# START OF DATASET EXTRACT

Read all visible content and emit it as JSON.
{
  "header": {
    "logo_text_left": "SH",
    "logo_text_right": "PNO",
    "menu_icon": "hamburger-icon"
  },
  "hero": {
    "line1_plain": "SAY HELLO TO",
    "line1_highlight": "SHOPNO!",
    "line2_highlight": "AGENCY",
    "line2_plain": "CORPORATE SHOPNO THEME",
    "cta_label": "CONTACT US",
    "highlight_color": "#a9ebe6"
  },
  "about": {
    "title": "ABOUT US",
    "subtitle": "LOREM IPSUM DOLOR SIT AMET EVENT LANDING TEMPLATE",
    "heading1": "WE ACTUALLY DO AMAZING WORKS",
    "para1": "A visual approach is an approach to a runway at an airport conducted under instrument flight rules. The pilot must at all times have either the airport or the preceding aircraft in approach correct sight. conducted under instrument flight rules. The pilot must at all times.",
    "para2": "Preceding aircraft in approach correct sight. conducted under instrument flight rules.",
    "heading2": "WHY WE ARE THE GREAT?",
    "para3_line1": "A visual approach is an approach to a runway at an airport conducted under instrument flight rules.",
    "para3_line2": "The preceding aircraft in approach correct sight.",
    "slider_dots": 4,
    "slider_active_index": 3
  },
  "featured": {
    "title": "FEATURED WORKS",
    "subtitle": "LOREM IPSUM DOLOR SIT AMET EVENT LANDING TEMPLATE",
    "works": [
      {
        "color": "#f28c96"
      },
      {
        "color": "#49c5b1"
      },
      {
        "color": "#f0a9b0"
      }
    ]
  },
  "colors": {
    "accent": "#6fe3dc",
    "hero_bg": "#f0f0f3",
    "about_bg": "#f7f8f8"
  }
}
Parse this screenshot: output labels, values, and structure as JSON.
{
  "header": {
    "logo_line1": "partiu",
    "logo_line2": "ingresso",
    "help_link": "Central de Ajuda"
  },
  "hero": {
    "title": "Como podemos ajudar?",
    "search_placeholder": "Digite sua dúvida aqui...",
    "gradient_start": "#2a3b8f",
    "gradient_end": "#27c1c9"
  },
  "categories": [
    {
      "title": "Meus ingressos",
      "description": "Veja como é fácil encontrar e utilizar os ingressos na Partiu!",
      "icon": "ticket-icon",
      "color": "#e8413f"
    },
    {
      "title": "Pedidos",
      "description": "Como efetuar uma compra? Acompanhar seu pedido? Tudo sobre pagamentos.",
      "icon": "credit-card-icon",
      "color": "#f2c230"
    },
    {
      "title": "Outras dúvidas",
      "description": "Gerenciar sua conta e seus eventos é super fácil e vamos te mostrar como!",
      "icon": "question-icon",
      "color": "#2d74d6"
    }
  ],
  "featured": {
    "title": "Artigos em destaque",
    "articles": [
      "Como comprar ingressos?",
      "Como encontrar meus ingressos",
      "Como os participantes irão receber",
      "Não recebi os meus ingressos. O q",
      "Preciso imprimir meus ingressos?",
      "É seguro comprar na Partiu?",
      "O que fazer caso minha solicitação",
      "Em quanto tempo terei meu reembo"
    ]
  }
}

# END OF DATASET EXTRACT

- [SHORT TASK] Every record should be given again exactly.

- [ANSWER TO THE TASK]
Read all visible content and emit it as JSON.
{
  "header": {
    "logo_text_left": "SH",
    "logo_text_right": "PNO",
    "menu_icon": "hamburger-icon"
  },
  "hero": {
    "line1_plain": "SAY HELLO TO",
    "line1_highlight": "SHOPNO!",
    "line2_highlight": "AGENCY",
    "line2_plain": "CORPORATE SHOPNO THEME",
    "cta_label": "CONTACT US",
    "highlight_color": "#a9ebe6"
  },
  "about": {
    "title": "ABOUT US",
    "subtitle": "LOREM IPSUM DOLOR SIT AMET EVENT LANDING TEMPLATE",
    "heading1": "WE ACTUALLY DO AMAZING WORKS",
    "para1": "A visual approach is an approach to a runway at an airport conducted under instrument flight rules. The pilot must at all times have either the airport or the preceding aircraft in approach correct sight. conducted under instrument flight rules. The pilot must at all times.",
    "para2": "Preceding aircraft in approach correct sight. conducted under instrument flight rules.",
    "heading2": "WHY WE ARE THE GREAT?",
    "para3_line1": "A visual approach is an approach to a runway at an airport conducted under instrument flight rules.",
    "para3_line2": "The preceding aircraft in approach correct sight.",
    "slider_dots": 4,
    "slider_active_index": 3
  },
  "featured": {
    "title": "FEATURED WORKS",
    "subtitle": "LOREM IPSUM DOLOR SIT AMET EVENT LANDING TEMPLATE",
    "works": [
      {
        "color": "#f28c96"
      },
      {
        "color": "#49c5b1"
      },
      {
        "color": "#f0a9b0"
      }
    ]
  },
  "colors": {
    "accent": "#6fe3dc",
    "hero_bg": "#f0f0f3",
    "about_bg": "#f7f8f8"
  }
}
Parse this screenshot: output labels, values, and structure as JSON.
{
  "header": {
    "logo_line1": "partiu",
    "logo_line2": "ingresso",
    "help_link": "Central de Ajuda"
  },
  "hero": {
    "title": "Como podemos ajudar?",
    "search_placeholder": "Digite sua dúvida aqui...",
    "gradient_start": "#2a3b8f",
    "gradient_end": "#27c1c9"
  },
  "categories": [
    {
      "title": "Meus ingressos",
      "description": "Veja como é fácil encontrar e utilizar os ingressos na Partiu!",
      "icon": "ticket-icon",
      "color": "#e8413f"
    },
    {
      "title": "Pedidos",
      "description": "Como efetuar uma compra? Acompanhar seu pedido? Tudo sobre pagamentos.",
      "icon": "credit-card-icon",
      "color": "#f2c230"
    },
    {
      "title": "Outras dúvidas",
      "description": "Gerenciar sua conta e seus eventos é super fácil e vamos te mostrar como!",
      "icon": "question-icon",
      "color": "#2d74d6"
    }
  ],
  "featured": {
    "title": "Artigos em destaque",
    "articles": [
      "Como comprar ingressos?",
      "Como encontrar meus ingressos",
      "Como os participantes irão receber",
      "Não recebi os meus ingressos. O q",
      "Preciso imprimir meus ingressos?",
      "É seguro comprar na Partiu?",
      "O que fazer caso minha solicitação",
      "Em quanto tempo terei meu reembo"
    ]
  }
}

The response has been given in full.